Dataset content
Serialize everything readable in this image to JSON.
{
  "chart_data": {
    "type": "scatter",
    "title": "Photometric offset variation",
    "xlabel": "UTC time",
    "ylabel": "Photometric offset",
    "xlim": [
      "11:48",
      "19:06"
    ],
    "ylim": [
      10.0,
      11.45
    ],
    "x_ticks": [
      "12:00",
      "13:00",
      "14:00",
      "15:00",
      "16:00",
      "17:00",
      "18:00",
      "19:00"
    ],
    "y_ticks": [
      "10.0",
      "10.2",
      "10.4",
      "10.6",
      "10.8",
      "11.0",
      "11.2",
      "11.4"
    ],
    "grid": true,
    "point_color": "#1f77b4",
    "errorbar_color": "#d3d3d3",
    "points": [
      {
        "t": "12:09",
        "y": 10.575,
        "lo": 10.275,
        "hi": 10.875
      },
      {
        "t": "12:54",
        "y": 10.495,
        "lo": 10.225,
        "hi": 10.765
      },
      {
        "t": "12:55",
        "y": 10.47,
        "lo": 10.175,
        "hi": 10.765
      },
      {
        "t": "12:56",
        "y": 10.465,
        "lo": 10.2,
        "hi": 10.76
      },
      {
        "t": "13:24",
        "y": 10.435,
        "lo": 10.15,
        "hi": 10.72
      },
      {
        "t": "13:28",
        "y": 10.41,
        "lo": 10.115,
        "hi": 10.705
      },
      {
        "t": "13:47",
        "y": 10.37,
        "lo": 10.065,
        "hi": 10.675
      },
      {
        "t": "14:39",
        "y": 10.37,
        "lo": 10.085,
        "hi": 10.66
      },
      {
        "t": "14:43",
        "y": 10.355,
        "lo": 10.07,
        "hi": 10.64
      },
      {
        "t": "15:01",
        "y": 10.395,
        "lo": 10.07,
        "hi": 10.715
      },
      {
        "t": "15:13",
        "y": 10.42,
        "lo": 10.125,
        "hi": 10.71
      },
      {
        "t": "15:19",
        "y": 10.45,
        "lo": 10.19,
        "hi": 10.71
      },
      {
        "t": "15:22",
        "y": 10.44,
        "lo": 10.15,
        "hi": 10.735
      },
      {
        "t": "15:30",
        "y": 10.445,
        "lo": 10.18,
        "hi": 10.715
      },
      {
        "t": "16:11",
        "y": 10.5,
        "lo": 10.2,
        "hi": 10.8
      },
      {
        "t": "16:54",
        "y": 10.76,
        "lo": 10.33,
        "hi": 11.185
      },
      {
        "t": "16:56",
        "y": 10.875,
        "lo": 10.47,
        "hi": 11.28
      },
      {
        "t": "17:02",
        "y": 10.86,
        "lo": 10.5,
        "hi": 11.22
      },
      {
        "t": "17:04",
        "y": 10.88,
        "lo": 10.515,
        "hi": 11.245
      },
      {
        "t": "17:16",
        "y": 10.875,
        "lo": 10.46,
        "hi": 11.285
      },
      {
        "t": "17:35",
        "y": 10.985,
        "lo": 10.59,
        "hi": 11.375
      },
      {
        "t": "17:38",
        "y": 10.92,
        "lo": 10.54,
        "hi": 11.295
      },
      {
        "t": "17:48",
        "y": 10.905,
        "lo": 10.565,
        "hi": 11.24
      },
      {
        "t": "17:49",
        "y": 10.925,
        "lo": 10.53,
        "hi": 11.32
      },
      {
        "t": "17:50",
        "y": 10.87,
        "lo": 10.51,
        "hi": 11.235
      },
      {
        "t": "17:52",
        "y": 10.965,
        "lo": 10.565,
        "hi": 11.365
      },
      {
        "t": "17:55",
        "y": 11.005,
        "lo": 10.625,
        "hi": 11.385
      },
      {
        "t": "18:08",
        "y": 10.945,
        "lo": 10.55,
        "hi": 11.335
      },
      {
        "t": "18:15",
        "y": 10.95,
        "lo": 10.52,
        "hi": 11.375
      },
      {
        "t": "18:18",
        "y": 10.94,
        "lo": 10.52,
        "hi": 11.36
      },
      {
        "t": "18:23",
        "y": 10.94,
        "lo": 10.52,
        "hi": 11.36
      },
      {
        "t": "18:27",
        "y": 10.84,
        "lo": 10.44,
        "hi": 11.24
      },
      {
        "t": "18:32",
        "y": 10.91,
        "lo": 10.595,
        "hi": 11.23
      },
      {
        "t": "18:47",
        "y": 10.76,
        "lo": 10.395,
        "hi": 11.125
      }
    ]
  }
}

Exercise
Write out all of the records once more, exactly.

Solved problem
Serialize everything readable in this image to JSON.
{
  "chart_data": {
    "type": "scatter",
    "title": "Photometric offset variation",
    "xlabel": "UTC time",
    "ylabel": "Photometric offset",
    "xlim": [
      "11:48",
      "19:06"
    ],
    "ylim": [
      10.0,
      11.45
    ],
    "x_ticks": [
      "12:00",
      "13:00",
      "14:00",
      "15:00",
      "16:00",
      "17:00",
      "18:00",
      "19:00"
    ],
    "y_ticks": [
      "10.0",
      "10.2",
      "10.4",
      "10.6",
      "10.8",
      "11.0",
      "11.2",
      "11.4"
    ],
    "grid": true,
    "point_color": "#1f77b4",
    "errorbar_color": "#d3d3d3",
    "points": [
      {
        "t": "12:09",
        "y": 10.575,
        "lo": 10.275,
        "hi": 10.875
      },
      {
        "t": "12:54",
        "y": 10.495,
        "lo": 10.225,
        "hi": 10.765
      },
      {
        "t": "12:55",
        "y": 10.47,
        "lo": 10.175,
        "hi": 10.765
      },
      {
        "t": "12:56",
        "y": 10.465,
        "lo": 10.2,
        "hi": 10.76
      },
      {
        "t": "13:24",
        "y": 10.435,
        "lo": 10.15,
        "hi": 10.72
      },
      {
        "t": "13:28",
        "y": 10.41,
        "lo": 10.115,
        "hi": 10.705
      },
      {
        "t": "13:47",
        "y": 10.37,
        "lo": 10.065,
        "hi": 10.675
      },
      {
        "t": "14:39",
        "y": 10.37,
        "lo": 10.085,
        "hi": 10.66
      },
      {
        "t": "14:43",
        "y": 10.355,
        "lo": 10.07,
        "hi": 10.64
      },
      {
        "t": "15:01",
        "y": 10.395,
        "lo": 10.07,
        "hi": 10.715
      },
      {
        "t": "15:13",
        "y": 10.42,
        "lo": 10.125,
        "hi": 10.71
      },
      {
        "t": "15:19",
        "y": 10.45,
        "lo": 10.19,
        "hi": 10.71
      },
      {
        "t": "15:22",
        "y": 10.44,
        "lo": 10.15,
        "hi": 10.735
      },
      {
        "t": "15:30",
        "y": 10.445,
        "lo": 10.18,
        "hi": 10.715
      },
      {
        "t": "16:11",
        "y": 10.5,
        "lo": 10.2,
        "hi": 10.8
      },
      {
        "t": "16:54",
        "y": 10.76,
        "lo": 10.33,
        "hi": 11.185
      },
      {
        "t": "16:56",
        "y": 10.875,
        "lo": 10.47,
        "hi": 11.28
      },
      {
        "t": "17:02",
        "y": 10.86,
        "lo": 10.5,
        "hi": 11.22
      },
      {
        "t": "17:04",
        "y": 10.88,
        "lo": 10.515,
        "hi": 11.245
      },
      {
        "t": "17:16",
        "y": 10.875,
        "lo": 10.46,
        "hi": 11.285
      },
      {
        "t": "17:35",
        "y": 10.985,
        "lo": 10.59,
        "hi": 11.375
      },
      {
        "t": "17:38",
        "y": 10.92,
        "lo": 10.54,
        "hi": 11.295
      },
      {
        "t": "17:48",
        "y": 10.905,
        "lo": 10.565,
        "hi": 11.24
      },
      {
        "t": "17:49",
        "y": 10.925,
        "lo": 10.53,
        "hi": 11.32
      },
      {
        "t": "17:50",
        "y": 10.87,
        "lo": 10.51,
        "hi": 11.235
      },
      {
        "t": "17:52",
        "y": 10.965,
        "lo": 10.565,
        "hi": 11.365
      },
      {
        "t": "17:55",
        "y": 11.005,
        "lo": 10.625,
        "hi": 11.385
      },
      {
        "t": "18:08",
        "y": 10.945,
        "lo": 10.55,
        "hi": 11.335
      },
      {
        "t": "18:15",
        "y": 10.95,
        "lo": 10.52,
        "hi": 11.375
      },
      {
        "t": "18:18",
        "y": 10.94,
        "lo": 10.52,
        "hi": 11.36
      },
      {
        "t": "18:23",
        "y": 10.94,
        "lo": 10.52,
        "hi": 11.36
      },
      {
        "t": "18:27",
        "y": 10.84,
        "lo": 10.44,
        "hi": 11.24
      },
      {
        "t": "18:32",
        "y": 10.91,
        "lo": 10.595,
        "hi": 11.23
      },
      {
        "t": "18:47",
        "y": 10.76,
        "lo": 10.395,
        "hi": 11.125
      }
    ]
  }
}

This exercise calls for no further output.